What is needed: Report how many lines of these entries hold the string "wmax"; reply with the number alone.

Extracted entries:

○ ○ ○ ○

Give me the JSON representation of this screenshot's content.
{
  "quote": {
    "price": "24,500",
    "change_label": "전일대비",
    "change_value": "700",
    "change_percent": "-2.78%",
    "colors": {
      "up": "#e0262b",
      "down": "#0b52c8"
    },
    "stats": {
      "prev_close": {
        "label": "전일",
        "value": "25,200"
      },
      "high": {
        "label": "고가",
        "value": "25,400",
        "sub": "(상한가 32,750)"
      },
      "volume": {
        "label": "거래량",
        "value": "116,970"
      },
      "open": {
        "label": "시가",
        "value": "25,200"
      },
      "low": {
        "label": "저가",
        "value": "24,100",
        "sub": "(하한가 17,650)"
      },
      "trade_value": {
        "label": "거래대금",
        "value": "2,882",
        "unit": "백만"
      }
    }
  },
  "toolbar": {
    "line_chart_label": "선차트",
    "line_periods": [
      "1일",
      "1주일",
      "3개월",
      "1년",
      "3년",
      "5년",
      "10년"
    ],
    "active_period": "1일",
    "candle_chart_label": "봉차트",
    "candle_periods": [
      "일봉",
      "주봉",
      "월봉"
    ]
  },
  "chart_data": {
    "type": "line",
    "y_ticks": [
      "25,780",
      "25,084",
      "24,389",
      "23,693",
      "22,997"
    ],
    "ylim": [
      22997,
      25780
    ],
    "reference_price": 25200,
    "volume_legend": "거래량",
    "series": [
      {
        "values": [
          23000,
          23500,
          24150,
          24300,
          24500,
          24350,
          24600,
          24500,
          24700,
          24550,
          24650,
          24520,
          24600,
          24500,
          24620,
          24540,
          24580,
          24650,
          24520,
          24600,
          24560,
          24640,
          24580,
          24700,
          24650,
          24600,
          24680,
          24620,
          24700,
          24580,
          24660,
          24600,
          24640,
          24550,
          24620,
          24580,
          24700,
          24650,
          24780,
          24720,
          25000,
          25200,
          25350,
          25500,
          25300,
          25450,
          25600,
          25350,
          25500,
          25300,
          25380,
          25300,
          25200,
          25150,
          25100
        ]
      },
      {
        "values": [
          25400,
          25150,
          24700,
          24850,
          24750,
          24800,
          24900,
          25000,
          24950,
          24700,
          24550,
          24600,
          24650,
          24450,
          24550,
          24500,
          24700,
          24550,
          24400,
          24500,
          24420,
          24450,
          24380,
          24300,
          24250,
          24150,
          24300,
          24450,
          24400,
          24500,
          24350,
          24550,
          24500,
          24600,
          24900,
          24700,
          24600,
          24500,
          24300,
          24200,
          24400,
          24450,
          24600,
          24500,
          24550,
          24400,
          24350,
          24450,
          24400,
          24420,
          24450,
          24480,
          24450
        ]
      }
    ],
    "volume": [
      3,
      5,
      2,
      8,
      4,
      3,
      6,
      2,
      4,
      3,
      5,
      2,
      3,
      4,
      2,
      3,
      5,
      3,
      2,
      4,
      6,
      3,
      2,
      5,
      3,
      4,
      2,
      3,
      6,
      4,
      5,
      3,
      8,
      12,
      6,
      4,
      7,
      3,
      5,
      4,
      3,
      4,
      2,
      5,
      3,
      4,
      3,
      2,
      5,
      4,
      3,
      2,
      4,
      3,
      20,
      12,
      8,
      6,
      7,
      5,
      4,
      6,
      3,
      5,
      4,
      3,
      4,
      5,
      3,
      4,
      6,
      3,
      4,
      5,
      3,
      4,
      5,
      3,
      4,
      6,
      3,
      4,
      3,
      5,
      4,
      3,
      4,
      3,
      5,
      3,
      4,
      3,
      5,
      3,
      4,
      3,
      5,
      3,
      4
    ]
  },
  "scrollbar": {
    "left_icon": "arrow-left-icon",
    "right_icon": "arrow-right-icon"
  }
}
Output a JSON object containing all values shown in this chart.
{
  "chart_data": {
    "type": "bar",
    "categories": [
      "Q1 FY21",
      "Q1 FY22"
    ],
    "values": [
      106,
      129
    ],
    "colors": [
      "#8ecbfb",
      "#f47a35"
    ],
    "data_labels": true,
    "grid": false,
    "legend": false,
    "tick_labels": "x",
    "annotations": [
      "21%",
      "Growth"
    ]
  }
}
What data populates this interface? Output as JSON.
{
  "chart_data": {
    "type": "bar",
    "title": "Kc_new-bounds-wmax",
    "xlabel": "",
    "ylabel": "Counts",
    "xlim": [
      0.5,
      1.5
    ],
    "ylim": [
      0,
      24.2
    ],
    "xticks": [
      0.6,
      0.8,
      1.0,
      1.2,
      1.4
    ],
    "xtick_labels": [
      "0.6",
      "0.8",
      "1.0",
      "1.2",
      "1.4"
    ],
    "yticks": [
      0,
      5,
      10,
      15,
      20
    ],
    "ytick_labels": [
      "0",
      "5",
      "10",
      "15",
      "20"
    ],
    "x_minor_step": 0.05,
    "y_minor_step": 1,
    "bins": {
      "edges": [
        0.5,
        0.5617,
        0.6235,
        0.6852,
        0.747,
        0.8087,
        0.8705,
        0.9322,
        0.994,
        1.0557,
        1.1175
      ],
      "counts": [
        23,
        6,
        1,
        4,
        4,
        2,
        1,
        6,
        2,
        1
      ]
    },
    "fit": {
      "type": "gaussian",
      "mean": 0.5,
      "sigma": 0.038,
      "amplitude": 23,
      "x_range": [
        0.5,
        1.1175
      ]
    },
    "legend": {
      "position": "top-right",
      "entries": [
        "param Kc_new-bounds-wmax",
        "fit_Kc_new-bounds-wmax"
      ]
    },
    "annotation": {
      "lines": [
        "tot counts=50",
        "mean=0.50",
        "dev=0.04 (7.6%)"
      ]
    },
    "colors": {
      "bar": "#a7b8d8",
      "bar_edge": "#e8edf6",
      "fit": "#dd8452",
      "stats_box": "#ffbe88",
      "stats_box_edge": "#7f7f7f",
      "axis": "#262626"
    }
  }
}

○ ○ ○ ○

Answer to this task: 3